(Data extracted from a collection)
↓↓↓
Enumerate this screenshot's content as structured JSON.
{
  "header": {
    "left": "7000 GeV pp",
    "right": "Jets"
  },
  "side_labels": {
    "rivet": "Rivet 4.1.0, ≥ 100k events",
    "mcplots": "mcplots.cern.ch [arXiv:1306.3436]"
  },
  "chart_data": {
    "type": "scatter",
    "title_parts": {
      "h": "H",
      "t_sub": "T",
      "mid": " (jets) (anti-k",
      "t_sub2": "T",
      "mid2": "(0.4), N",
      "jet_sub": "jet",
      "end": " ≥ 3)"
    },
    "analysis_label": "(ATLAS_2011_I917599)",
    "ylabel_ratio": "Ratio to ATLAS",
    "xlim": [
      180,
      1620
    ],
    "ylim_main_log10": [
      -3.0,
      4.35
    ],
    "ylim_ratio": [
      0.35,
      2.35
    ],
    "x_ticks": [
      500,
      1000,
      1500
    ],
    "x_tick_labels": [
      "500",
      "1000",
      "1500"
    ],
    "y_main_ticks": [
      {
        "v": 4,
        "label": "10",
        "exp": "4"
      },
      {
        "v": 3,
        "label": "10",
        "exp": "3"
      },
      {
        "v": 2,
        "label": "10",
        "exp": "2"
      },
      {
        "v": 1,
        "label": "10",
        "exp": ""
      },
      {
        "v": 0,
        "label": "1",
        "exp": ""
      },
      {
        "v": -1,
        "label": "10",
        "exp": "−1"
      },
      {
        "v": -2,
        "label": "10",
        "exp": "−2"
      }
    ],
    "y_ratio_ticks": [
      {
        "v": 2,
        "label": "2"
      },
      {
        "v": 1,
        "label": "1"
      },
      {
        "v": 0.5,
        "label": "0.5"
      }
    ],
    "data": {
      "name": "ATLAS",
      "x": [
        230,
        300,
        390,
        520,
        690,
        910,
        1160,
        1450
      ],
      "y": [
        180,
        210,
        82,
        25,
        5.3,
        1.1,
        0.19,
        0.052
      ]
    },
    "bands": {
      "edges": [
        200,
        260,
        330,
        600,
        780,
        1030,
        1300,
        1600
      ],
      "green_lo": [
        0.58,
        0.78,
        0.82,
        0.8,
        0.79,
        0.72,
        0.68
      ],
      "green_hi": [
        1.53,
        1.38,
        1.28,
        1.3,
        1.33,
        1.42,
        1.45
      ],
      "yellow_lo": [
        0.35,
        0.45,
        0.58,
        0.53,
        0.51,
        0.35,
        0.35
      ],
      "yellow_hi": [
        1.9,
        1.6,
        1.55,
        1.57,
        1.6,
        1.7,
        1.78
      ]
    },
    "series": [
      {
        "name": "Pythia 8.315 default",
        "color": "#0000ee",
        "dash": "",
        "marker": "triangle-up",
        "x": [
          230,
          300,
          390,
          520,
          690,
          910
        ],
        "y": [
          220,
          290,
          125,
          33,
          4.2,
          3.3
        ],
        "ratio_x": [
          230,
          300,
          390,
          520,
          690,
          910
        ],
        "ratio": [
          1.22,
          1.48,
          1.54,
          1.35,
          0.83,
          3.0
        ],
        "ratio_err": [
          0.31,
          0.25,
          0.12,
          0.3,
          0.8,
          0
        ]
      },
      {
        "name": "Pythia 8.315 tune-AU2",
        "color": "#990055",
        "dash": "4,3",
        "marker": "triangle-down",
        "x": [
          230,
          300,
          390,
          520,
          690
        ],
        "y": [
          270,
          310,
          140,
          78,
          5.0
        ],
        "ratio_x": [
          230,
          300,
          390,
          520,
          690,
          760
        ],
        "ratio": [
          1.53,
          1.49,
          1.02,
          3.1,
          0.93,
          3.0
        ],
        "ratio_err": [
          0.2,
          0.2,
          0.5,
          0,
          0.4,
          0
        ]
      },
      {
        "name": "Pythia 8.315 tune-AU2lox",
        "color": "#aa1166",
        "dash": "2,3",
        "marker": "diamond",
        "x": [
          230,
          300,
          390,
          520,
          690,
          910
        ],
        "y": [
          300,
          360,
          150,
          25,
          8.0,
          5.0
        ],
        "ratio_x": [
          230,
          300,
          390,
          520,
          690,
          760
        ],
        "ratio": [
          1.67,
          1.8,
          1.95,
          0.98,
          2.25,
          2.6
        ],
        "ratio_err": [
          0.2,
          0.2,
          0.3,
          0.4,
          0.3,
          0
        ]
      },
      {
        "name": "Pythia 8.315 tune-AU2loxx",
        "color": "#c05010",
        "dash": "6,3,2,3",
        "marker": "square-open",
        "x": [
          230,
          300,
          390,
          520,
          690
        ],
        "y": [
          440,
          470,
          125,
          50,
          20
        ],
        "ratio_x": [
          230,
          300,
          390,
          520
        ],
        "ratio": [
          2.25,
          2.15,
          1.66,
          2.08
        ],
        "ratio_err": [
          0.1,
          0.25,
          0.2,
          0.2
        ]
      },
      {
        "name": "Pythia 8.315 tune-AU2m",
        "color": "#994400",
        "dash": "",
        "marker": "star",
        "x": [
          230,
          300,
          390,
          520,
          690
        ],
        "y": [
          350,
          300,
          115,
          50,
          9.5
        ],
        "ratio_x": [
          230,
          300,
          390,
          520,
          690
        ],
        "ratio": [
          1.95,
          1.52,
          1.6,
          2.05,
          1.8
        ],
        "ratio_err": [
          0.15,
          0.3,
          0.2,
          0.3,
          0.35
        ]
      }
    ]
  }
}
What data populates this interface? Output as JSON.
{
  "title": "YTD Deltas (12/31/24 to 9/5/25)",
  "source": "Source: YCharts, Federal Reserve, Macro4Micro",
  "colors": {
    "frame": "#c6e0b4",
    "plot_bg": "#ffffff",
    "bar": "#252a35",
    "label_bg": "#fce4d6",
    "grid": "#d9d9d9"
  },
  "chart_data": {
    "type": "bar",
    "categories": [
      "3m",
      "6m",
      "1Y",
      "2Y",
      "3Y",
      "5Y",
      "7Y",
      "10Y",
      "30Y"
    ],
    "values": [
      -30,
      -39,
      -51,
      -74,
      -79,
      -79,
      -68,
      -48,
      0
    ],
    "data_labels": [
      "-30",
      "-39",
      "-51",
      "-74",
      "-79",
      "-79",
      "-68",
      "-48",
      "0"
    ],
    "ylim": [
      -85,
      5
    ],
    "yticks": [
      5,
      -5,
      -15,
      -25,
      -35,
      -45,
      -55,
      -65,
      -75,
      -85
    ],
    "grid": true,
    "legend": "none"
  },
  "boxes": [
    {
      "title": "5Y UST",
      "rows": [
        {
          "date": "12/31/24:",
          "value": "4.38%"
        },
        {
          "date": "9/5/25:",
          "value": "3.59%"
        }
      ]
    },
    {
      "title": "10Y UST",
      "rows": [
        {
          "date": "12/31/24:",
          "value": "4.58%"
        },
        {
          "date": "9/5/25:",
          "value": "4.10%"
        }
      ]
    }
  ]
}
↑↑↑
### PROBLEM DETAILS
Of the lines in this listing, report how many contain the string "Pythia", and give the number only.

### RESULT OF THIS EXERCISE
5